→ **AIM A**: In the SoHG board election notice below, rewrite the paragraph beginning "The SoHG nominating committee has offered" more briefly, keeping its main facts.
→ **AIM B**: Using the SoHG board election notice below, decide whether each statement agrees with it. Answer yes or no for each, quoting the words from the notice that decide it. (i) Four board members are leaving their posts in May. (ii) Anyone wishing to be considered must send their name to Dave Brown by May 6. (iii) SoHG members can vote online.
→ **AIM C**: Carry on writing the SoHG board election notice below, starting after its final sentence.

→ **TEXT BLOCK**:

┌──

Five are up for 2015 SoHG board positions

   Three board members are vacating their posts this May – Tad Moore, Mike Stevens, and Matt Dodds. The SoHG thanks them for their service and their continued commitment to the growth of hickory golf, as well as their continued service on various committees.

   The SoHG nominating committee has offered the five candidates, listed below, for election this spring. SoHG by-laws state that the membership at-large have seven days from the time of this posting to add their name for consideration to board election.

   If you would like to submit your name, please do so by May 6 to nominating committee chair Dave Brown at mashie.golfer@gmail.com.

   The election for three new board members will  close May 28.

   Ballots and instructions for voting have been sent via email. SoHG members may cast their votes online.

└──

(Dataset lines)
┌──

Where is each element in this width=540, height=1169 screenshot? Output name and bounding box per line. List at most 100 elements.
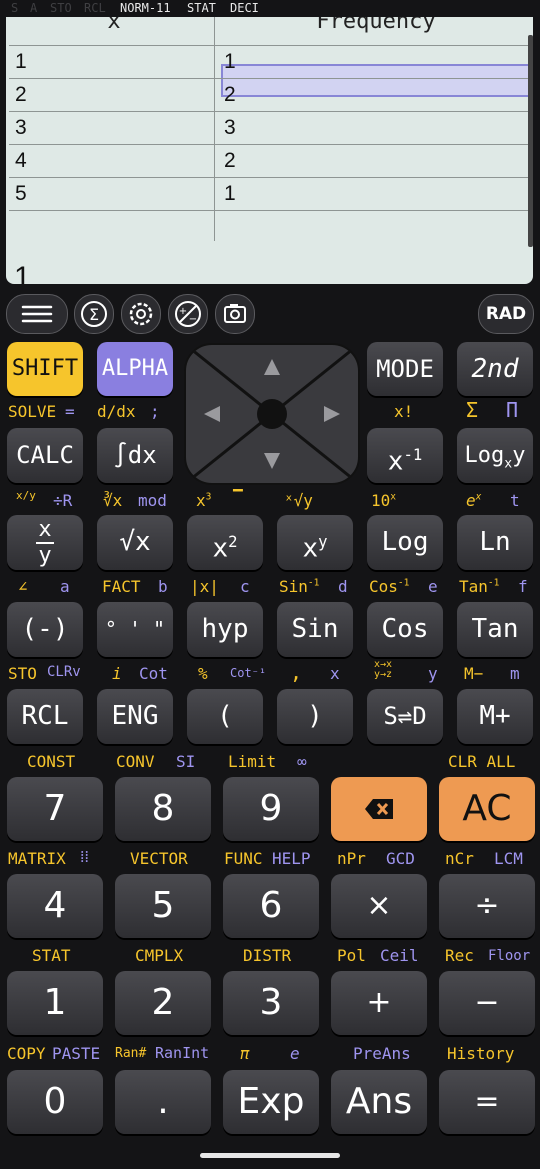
- x-cell[interactable]: 3: [15, 112, 27, 144]
- digit-3-key[interactable]: 3: [223, 971, 319, 1035]
- ncr-label: nCr: [445, 849, 474, 868]
- settings-button[interactable]: [121, 294, 161, 334]
- left-paren-key[interactable]: (: [187, 689, 263, 744]
- factorial-label: x!: [394, 402, 414, 421]
- arccos-label: Cos-1: [369, 577, 410, 596]
- sqrt-key[interactable]: √x: [97, 515, 173, 570]
- hyp-key[interactable]: hyp: [187, 602, 263, 657]
- s-to-d-key[interactable]: S⇌D: [367, 689, 443, 744]
- digit-0-key[interactable]: 0: [7, 1070, 103, 1134]
- x-cell[interactable]: 2: [15, 79, 27, 111]
- rcl-indicator: RCL: [84, 1, 106, 15]
- eng-key[interactable]: ENG: [97, 689, 173, 744]
- sin-key[interactable]: Sin: [277, 602, 353, 657]
- table-row[interactable]: 2 2: [9, 79, 533, 112]
- ln-key[interactable]: Ln: [457, 515, 533, 570]
- copy-label: COPY: [7, 1044, 46, 1063]
- angle-mode-button[interactable]: RAD: [478, 294, 534, 334]
- frequency-cell[interactable]: 1: [224, 178, 236, 210]
- digit-7-key[interactable]: 7: [7, 777, 103, 841]
- shift-indicator: S: [11, 1, 19, 15]
- logxy-key[interactable]: Logxy: [457, 428, 533, 483]
- f-label: f: [518, 577, 528, 596]
- preans-label: PreAns: [353, 1044, 411, 1063]
- minus-key[interactable]: −: [439, 971, 535, 1035]
- digit-9-key[interactable]: 9: [223, 777, 319, 841]
- b-label: b: [158, 577, 168, 596]
- table-row[interactable]: 4 2: [9, 145, 533, 178]
- alpha-key[interactable]: ALPHA: [97, 342, 173, 396]
- percent-label: %: [198, 664, 208, 683]
- home-indicator[interactable]: [200, 1153, 340, 1158]
- ans-key[interactable]: Ans: [331, 1070, 427, 1134]
- digit-4-key[interactable]: 4: [7, 874, 103, 938]
- matrix-icon: ⁞⁞: [80, 847, 89, 866]
- plus-key[interactable]: +: [331, 971, 427, 1035]
- x-cell[interactable]: 5: [15, 178, 27, 210]
- xth-root-label: ˣ√y: [284, 491, 313, 510]
- column-header-frequency: Frequency: [316, 17, 436, 34]
- ac-key[interactable]: AC: [439, 777, 535, 841]
- exp-power-label: ex: [466, 491, 482, 510]
- second-key[interactable]: 2nd: [457, 342, 533, 396]
- table-row[interactable]: 3 3: [9, 112, 533, 145]
- frequency-cell[interactable]: 1: [224, 46, 236, 78]
- frequency-cell[interactable]: 2: [224, 145, 236, 177]
- integral-key[interactable]: ∫dx: [97, 428, 173, 483]
- backspace-key[interactable]: [331, 777, 427, 841]
- sigma-button[interactable]: Σ: [74, 294, 114, 334]
- right-paren-key[interactable]: ): [277, 689, 353, 744]
- table-row[interactable]: 5 1: [9, 178, 533, 211]
- digit-5-key[interactable]: 5: [115, 874, 211, 938]
- digit-6-key[interactable]: 6: [223, 874, 319, 938]
- x-cell[interactable]: 1: [15, 46, 27, 78]
- calc-key[interactable]: CALC: [7, 428, 83, 483]
- comma-label: ,: [290, 660, 303, 684]
- plus-minus-button[interactable]: + −: [168, 294, 208, 334]
- tan-key[interactable]: Tan: [457, 602, 533, 657]
- cos-key[interactable]: Cos: [367, 602, 443, 657]
- frequency-cell[interactable]: 2: [224, 79, 236, 111]
- table-row[interactable]: [9, 211, 533, 243]
- ceil-label: Ceil: [380, 946, 419, 965]
- rcl-key[interactable]: RCL: [7, 689, 83, 744]
- exp-key[interactable]: Exp: [223, 1070, 319, 1134]
- digit-1-key[interactable]: 1: [7, 971, 103, 1035]
- svg-text:+: +: [179, 306, 187, 317]
- entry-line: 1: [14, 261, 31, 284]
- square-key[interactable]: x2: [187, 515, 263, 570]
- multiply-key[interactable]: ×: [331, 874, 427, 938]
- div-remainder-label: ÷R: [53, 491, 73, 510]
- table-row[interactable]: 1 1: [9, 46, 533, 79]
- reciprocal-key[interactable]: x-1: [367, 428, 443, 483]
- fraction-key[interactable]: xy: [7, 515, 83, 570]
- power-key[interactable]: xy: [277, 515, 353, 570]
- fraction-label: x/y: [16, 489, 36, 502]
- arccot-label: Cot⁻¹: [230, 666, 267, 680]
- sto-indicator: STO: [50, 1, 72, 15]
- direction-pad[interactable]: [184, 343, 360, 485]
- divide-key[interactable]: ÷: [439, 874, 535, 938]
- digit-2-key[interactable]: 2: [115, 971, 211, 1035]
- c-label: c: [240, 577, 250, 596]
- frequency-cell[interactable]: 3: [224, 112, 236, 144]
- m-plus-key[interactable]: M+: [457, 689, 533, 744]
- si-label: SI: [176, 752, 196, 771]
- x-cell[interactable]: 4: [15, 145, 27, 177]
- digit-8-key[interactable]: 8: [115, 777, 211, 841]
- camera-button[interactable]: [215, 294, 255, 334]
- negative-key[interactable]: (-): [7, 602, 83, 657]
- equals-key[interactable]: =: [439, 1070, 535, 1134]
- table-scrollbar[interactable]: [528, 35, 533, 247]
- decimal-point-key[interactable]: .: [115, 1070, 211, 1134]
- menu-button[interactable]: [6, 294, 68, 334]
- lcm-label: LCM: [494, 849, 523, 868]
- shift-key[interactable]: SHIFT: [7, 342, 83, 396]
- mode-key[interactable]: MODE: [367, 342, 443, 396]
- d-label: d: [338, 577, 348, 596]
- log-key[interactable]: Log: [367, 515, 443, 570]
- norm-indicator: NORM-11: [120, 1, 171, 15]
- stat-indicator: STAT: [187, 1, 216, 15]
- degree-key[interactable]: ° ' ": [97, 602, 173, 657]
- distr-label: DISTR: [243, 946, 292, 965]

└──

→ **WRITTEN REPLY A**: The SoHG nominating committee has put forward five candidates for this spring's election. Under SoHG by-laws, members at large have seven days from the posting to add their own names for consideration.

→ **WRITTEN REPLY B**:
(i) No: "Three board members are vacating their posts this May"
(ii) Yes: "please do so by May 6 to nominating committee chair Dave Brown"
(iii) Yes: "SoHG members may cast their votes online."

→ **WRITTEN REPLY C**:
Candidates for 2015 SoHG Board Election

William Geisler
   I was an avid golfer from the age of 10, spending every free day at the course from dawn until dusk. I played for my high school and community college teams and then enjoyed competing in amateur tournaments in Florida while raising a family and pursuing a career. As I entered my 50s, I decided I couldn’t compete with the young guys anymore. Inspired by my love of golf history and the book The Greatest Game Ever Played, I was drawn to hickory golf. I ordered reproduction clubs from Louisville Golf and, through the kindness of Mike Just, played in the 2009 Mid Pines Hickory Open. That was my first opportunity to become familiar with the Society of Hickory Golfers. I received such a warm welcome from the members, and I loved the story-telling and cocktail hour debates after the rounds as much as I loved the golf.
   I now play with the Florida Hickory Golfers on a monthly basis and travel to as many SoHG and regional tournaments around the country as I can manage. I have recently begun learning the techniques of refurbishing original clubs and have started to play with the clubs I have brought back to life. I play with only hickory clubs now, much to the consternation of my home course cronies. They were especially annoyed when I won both the Member-Member tournament and the Senior Club Championship while playing my hickories.
   I am semi-retired and live in Winter Springs, Fla., with my wife of 36 years, Elizabeth. We have two daughters and two granddaughters. I am in my ninth year as coach of a local high school golf team, which has also involved hosting and organizing invitationals as well as district and regional tournaments.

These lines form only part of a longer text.